YOUR INSTRUCTIONS:
Show each line from the listing that includes the word "Nombre".

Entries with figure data

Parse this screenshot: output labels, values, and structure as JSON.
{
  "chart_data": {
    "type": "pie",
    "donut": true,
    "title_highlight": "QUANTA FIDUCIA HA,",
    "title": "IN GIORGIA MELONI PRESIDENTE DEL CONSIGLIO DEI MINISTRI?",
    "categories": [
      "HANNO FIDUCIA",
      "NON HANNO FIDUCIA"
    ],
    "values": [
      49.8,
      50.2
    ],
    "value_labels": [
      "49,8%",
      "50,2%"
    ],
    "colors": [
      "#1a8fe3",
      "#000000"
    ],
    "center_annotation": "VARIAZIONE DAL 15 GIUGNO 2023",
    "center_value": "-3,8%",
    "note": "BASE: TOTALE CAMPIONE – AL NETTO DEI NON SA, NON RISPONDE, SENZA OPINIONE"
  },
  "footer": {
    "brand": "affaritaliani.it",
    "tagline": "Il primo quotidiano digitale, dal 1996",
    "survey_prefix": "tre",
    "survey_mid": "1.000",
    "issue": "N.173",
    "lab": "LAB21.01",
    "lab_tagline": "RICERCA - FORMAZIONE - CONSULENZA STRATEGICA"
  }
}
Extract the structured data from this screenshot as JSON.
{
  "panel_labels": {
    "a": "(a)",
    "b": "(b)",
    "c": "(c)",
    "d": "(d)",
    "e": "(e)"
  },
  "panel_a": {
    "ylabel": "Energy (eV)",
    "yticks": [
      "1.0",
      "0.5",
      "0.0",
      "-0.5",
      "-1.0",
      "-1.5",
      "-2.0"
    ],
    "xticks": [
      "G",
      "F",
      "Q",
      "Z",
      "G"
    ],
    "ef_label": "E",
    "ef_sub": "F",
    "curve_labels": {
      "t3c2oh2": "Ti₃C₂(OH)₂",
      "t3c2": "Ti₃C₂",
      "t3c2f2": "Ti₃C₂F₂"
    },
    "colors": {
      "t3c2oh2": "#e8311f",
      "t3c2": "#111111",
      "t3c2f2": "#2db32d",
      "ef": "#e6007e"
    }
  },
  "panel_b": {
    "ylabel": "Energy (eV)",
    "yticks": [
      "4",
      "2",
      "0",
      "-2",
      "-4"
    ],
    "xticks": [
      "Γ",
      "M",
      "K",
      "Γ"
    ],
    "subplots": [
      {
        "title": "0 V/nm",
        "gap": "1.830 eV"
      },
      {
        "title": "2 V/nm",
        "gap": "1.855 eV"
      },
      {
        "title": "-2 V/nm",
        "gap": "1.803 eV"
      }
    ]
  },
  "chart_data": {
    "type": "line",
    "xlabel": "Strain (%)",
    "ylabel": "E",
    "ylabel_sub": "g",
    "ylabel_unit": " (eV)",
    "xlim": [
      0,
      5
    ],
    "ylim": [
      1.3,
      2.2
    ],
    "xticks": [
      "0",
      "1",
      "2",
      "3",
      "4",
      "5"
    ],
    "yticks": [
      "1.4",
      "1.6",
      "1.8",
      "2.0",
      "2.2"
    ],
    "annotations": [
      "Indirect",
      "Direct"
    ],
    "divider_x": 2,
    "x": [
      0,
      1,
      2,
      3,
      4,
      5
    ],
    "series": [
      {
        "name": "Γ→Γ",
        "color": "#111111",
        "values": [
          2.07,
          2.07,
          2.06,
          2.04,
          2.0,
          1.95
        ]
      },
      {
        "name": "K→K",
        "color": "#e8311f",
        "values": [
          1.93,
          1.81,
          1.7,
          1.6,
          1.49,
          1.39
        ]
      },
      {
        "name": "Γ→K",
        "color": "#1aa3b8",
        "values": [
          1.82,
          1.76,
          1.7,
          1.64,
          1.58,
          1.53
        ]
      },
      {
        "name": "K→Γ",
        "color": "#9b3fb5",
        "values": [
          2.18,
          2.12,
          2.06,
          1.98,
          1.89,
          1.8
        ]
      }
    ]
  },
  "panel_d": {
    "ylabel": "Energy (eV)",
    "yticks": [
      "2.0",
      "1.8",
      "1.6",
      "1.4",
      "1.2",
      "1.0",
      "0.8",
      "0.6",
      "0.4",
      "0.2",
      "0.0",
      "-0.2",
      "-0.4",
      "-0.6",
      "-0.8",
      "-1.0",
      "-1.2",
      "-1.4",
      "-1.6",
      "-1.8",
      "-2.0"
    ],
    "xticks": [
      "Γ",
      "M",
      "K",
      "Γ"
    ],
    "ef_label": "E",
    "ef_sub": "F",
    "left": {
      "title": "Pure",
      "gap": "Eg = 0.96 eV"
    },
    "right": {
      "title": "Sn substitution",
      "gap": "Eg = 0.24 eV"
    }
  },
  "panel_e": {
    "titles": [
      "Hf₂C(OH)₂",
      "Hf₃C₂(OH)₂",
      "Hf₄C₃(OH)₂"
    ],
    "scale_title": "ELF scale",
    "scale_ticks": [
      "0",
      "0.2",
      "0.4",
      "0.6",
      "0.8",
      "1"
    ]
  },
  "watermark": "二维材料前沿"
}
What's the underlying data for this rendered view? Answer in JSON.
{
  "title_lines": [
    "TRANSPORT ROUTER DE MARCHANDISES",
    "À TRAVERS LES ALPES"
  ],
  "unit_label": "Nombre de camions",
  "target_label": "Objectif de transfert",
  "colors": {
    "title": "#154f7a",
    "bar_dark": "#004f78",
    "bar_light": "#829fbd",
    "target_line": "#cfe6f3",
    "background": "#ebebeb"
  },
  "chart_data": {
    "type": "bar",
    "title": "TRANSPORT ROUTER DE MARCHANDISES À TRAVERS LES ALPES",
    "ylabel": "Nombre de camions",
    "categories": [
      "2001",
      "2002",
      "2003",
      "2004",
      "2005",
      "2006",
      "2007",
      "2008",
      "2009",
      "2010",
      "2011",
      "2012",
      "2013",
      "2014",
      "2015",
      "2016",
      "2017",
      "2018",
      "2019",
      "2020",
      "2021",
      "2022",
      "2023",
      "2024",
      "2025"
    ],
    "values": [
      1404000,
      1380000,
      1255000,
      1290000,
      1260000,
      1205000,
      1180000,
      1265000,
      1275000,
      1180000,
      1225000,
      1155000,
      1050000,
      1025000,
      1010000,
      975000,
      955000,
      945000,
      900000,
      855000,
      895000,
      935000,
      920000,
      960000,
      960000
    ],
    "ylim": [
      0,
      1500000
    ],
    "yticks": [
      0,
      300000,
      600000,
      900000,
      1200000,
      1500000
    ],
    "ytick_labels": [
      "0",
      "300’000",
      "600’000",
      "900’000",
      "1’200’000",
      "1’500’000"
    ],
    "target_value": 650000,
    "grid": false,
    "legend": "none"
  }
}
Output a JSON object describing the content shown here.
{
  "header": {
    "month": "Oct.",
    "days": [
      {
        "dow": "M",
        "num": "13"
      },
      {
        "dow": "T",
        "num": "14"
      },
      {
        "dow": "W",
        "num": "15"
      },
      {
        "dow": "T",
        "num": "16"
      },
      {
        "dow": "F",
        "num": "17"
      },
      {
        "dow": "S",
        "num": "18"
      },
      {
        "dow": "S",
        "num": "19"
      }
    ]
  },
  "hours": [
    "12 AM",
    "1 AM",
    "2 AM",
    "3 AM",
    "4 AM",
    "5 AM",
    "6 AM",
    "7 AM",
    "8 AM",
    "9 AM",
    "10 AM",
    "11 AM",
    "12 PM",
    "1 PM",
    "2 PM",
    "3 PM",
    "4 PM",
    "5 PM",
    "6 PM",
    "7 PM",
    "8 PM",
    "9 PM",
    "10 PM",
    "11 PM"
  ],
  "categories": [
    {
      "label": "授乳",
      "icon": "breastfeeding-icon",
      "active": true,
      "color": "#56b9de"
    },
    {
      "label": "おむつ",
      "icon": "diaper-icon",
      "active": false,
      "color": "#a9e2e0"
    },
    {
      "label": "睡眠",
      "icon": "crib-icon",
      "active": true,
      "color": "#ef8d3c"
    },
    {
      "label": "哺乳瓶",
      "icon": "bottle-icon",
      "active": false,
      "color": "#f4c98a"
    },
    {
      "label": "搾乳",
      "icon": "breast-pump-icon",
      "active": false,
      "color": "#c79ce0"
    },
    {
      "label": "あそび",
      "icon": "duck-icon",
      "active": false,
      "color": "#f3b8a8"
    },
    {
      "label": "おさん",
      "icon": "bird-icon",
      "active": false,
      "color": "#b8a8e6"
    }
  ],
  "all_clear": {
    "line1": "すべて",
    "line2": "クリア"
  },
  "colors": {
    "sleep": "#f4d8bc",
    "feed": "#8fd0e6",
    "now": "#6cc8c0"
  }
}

ANSWER TO THIS EXERCISE:
  "unit_label": "Nombre de camions",
    "ylabel": "Nombre de camions",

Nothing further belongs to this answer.